:: DATASET EXTRACT ::

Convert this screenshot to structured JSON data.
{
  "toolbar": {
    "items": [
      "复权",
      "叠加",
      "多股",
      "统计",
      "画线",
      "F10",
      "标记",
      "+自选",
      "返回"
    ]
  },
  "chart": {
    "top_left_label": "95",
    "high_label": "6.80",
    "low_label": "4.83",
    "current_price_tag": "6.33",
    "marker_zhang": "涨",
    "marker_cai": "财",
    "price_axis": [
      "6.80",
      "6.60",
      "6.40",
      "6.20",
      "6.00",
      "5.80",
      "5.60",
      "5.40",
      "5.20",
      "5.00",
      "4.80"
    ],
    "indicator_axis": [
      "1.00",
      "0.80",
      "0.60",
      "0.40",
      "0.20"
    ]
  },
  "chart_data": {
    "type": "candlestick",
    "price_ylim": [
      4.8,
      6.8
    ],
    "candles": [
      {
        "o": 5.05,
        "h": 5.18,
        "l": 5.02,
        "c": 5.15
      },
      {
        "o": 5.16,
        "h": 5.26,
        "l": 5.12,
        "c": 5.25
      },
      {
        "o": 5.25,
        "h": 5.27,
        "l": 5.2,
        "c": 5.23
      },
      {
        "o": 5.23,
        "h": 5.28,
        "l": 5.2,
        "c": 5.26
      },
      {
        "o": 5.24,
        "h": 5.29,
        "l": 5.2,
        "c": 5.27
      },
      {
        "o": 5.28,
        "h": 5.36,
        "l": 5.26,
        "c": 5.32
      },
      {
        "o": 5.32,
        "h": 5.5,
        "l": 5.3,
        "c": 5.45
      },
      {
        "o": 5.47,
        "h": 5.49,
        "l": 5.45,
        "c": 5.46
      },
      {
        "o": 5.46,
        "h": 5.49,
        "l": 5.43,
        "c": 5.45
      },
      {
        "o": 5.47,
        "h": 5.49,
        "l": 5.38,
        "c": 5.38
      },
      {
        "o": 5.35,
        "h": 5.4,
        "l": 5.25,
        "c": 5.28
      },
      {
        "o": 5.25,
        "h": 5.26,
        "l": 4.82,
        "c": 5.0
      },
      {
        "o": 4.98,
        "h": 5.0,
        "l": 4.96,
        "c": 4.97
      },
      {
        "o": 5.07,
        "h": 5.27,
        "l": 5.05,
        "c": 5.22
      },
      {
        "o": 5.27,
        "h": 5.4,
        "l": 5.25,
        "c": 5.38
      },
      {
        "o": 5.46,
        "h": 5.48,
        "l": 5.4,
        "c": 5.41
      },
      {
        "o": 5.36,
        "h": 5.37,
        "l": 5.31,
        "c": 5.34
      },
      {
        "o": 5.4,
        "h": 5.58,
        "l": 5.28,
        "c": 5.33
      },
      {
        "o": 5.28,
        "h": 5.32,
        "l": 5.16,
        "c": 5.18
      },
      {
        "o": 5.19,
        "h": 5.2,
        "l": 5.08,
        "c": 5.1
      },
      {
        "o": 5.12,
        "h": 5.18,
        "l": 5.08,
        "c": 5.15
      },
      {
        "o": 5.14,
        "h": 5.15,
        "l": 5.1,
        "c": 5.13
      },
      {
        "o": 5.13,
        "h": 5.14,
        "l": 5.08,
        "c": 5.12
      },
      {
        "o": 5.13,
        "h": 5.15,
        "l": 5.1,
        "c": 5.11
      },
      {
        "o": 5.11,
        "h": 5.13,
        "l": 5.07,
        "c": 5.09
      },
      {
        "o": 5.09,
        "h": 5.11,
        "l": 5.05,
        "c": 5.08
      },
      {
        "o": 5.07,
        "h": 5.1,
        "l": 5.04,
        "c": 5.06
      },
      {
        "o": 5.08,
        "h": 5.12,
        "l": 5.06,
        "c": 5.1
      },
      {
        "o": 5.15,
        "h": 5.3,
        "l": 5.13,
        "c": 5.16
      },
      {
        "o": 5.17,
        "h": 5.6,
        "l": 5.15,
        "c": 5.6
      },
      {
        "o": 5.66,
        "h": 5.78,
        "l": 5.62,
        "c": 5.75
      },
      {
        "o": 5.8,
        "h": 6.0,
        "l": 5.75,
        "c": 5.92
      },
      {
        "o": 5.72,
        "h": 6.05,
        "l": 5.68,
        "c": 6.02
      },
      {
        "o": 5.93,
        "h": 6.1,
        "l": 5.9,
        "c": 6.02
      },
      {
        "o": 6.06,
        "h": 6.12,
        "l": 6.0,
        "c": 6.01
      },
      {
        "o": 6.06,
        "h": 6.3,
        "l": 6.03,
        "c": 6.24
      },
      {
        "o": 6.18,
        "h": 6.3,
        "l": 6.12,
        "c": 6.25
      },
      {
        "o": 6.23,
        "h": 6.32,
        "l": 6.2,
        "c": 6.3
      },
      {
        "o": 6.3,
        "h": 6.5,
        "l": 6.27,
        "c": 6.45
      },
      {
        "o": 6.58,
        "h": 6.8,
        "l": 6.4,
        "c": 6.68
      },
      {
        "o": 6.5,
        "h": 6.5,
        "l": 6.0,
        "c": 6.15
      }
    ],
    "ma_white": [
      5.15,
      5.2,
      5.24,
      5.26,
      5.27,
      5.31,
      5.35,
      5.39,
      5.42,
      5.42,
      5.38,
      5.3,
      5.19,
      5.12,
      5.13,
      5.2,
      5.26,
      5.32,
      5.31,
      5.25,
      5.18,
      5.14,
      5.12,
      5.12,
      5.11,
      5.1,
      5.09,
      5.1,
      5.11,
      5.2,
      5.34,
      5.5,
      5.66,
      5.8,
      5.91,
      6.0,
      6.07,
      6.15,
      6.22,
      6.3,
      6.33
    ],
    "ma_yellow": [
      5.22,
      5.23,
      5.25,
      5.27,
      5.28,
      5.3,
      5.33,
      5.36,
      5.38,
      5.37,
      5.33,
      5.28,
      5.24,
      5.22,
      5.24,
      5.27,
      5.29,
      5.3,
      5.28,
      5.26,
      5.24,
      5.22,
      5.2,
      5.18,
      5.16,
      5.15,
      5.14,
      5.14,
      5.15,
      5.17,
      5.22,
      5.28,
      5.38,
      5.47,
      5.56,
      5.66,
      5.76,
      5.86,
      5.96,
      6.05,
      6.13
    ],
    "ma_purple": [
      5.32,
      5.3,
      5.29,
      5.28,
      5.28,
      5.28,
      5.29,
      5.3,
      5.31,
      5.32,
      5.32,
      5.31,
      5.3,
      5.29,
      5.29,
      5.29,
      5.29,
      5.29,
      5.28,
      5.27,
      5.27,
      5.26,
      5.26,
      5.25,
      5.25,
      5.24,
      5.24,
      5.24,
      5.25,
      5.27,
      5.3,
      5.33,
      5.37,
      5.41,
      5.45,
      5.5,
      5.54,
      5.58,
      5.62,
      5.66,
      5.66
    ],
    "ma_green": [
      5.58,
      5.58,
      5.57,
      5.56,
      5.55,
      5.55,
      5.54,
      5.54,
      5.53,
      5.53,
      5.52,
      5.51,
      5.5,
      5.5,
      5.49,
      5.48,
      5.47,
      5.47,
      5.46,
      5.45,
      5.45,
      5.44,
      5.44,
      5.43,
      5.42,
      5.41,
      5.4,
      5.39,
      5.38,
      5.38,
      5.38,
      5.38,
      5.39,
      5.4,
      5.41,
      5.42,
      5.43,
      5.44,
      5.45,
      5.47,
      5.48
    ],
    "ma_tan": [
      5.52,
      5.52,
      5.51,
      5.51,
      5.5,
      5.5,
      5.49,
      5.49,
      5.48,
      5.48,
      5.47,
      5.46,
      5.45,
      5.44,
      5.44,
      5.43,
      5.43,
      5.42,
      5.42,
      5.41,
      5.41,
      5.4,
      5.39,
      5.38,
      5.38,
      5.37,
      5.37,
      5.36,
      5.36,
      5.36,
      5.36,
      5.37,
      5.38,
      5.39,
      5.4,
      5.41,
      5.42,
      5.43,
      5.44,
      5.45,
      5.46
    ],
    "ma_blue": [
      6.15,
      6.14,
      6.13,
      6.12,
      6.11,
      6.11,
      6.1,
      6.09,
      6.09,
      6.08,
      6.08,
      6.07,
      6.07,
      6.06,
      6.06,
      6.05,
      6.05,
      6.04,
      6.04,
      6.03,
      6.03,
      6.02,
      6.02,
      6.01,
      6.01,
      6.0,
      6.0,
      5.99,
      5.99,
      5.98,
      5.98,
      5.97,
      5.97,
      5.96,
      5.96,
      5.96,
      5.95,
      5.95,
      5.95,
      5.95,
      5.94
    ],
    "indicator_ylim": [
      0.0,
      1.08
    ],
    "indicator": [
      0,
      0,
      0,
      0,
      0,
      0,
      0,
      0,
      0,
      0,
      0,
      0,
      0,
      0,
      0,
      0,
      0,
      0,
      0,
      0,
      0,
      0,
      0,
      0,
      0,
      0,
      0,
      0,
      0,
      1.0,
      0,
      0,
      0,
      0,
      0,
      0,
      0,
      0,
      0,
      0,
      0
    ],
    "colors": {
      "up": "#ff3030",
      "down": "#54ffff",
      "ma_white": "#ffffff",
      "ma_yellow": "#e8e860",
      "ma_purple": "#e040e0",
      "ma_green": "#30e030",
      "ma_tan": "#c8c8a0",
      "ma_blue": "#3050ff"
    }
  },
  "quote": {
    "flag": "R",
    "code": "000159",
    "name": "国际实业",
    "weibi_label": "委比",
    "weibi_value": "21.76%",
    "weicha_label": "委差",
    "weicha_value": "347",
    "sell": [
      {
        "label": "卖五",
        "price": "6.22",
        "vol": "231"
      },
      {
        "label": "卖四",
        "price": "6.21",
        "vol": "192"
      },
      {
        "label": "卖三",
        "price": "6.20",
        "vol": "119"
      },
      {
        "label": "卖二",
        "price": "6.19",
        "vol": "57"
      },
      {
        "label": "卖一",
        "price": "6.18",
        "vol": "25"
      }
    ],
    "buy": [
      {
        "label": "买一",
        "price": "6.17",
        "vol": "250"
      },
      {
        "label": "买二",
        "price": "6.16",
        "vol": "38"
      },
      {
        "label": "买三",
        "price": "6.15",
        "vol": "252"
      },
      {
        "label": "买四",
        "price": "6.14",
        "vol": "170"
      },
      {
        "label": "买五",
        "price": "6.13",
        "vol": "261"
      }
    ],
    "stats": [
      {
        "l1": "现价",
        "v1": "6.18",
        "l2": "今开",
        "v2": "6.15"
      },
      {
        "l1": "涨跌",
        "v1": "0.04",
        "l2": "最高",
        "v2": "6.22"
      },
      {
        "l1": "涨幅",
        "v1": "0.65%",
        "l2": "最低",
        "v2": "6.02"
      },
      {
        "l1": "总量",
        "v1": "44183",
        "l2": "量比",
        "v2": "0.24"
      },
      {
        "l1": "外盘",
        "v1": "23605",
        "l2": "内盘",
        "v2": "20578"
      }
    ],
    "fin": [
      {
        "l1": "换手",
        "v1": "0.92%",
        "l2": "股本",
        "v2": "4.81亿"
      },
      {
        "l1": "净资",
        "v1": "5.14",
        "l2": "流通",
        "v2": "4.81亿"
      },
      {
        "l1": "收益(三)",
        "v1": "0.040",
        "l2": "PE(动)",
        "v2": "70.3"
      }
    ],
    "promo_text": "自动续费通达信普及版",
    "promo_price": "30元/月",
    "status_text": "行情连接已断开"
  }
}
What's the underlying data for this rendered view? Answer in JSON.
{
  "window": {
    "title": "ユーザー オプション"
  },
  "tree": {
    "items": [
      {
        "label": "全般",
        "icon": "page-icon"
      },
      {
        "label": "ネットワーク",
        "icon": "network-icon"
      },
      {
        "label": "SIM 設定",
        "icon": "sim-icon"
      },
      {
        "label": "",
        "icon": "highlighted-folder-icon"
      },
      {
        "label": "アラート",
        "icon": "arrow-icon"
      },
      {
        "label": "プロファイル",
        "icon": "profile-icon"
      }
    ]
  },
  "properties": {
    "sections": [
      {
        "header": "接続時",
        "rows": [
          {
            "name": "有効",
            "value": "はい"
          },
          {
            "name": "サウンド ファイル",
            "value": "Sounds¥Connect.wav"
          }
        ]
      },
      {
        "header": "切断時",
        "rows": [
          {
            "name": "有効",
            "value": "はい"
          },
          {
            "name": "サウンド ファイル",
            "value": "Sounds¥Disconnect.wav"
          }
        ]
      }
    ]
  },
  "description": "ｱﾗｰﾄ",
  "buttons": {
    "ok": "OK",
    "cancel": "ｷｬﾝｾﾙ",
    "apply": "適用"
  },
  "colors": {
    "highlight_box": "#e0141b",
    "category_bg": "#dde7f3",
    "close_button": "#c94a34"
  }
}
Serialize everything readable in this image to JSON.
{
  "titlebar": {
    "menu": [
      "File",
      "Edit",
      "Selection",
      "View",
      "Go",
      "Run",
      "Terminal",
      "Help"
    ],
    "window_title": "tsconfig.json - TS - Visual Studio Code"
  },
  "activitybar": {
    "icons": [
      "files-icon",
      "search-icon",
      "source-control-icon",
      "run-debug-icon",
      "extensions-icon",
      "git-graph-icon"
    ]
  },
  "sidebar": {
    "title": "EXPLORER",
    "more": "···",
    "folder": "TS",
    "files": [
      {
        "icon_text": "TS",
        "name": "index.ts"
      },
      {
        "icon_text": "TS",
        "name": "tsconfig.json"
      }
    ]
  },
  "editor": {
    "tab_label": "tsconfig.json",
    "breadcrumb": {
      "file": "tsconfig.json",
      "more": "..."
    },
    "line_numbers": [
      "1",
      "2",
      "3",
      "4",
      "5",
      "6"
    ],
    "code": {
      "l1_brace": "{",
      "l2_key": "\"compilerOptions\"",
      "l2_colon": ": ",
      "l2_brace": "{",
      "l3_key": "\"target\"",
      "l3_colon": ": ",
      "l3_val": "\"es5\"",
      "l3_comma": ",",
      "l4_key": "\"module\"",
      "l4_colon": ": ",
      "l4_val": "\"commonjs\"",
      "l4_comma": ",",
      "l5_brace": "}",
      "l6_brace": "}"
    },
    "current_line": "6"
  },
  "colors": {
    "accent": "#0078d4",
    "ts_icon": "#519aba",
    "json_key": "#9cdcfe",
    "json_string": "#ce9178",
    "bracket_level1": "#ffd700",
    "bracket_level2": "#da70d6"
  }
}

:::

:: REQUIRED TASK ::
Repeat word for word each line from the one with "Serialize everything readable" to the end of the records above, inclusive.

:: PROBLEM SOLUTION ::
Serialize everything readable in this image to JSON.
{
  "titlebar": {
    "menu": [
      "File",
      "Edit",
      "Selection",
      "View",
      "Go",
      "Run",
      "Terminal",
      "Help"
    ],
    "window_title": "tsconfig.json - TS - Visual Studio Code"
  },
  "activitybar": {
    "icons": [
      "files-icon",
      "search-icon",
      "source-control-icon",
      "run-debug-icon",
      "extensions-icon",
      "git-graph-icon"
    ]
  },
  "sidebar": {
    "title": "EXPLORER",
    "more": "···",
    "folder": "TS",
    "files": [
      {
        "icon_text": "TS",
        "name": "index.ts"
      },
      {
        "icon_text": "TS",
        "name": "tsconfig.json"
      }
    ]
  },
  "editor": {
    "tab_label": "tsconfig.json",
    "breadcrumb": {
      "file": "tsconfig.json",
      "more": "..."
    },
    "line_numbers": [
      "1",
      "2",
      "3",
      "4",
      "5",
      "6"
    ],
    "code": {
      "l1_brace": "{",
      "l2_key": "\"compilerOptions\"",
      "l2_colon": ": ",
      "l2_brace": "{",
      "l3_key": "\"target\"",
      "l3_colon": ": ",
      "l3_val": "\"es5\"",
      "l3_comma": ",",
      "l4_key": "\"module\"",
      "l4_colon": ": ",
      "l4_val": "\"commonjs\"",
      "l4_comma": ",",
      "l5_brace": "}",
      "l6_brace": "}"
    },
    "current_line": "6"
  },
  "colors": {
    "accent": "#0078d4",
    "ts_icon": "#519aba",
    "json_key": "#9cdcfe",
    "json_string": "#ce9178",
    "bracket_level1": "#ffd700",
    "bracket_level2": "#da70d6"
  }
}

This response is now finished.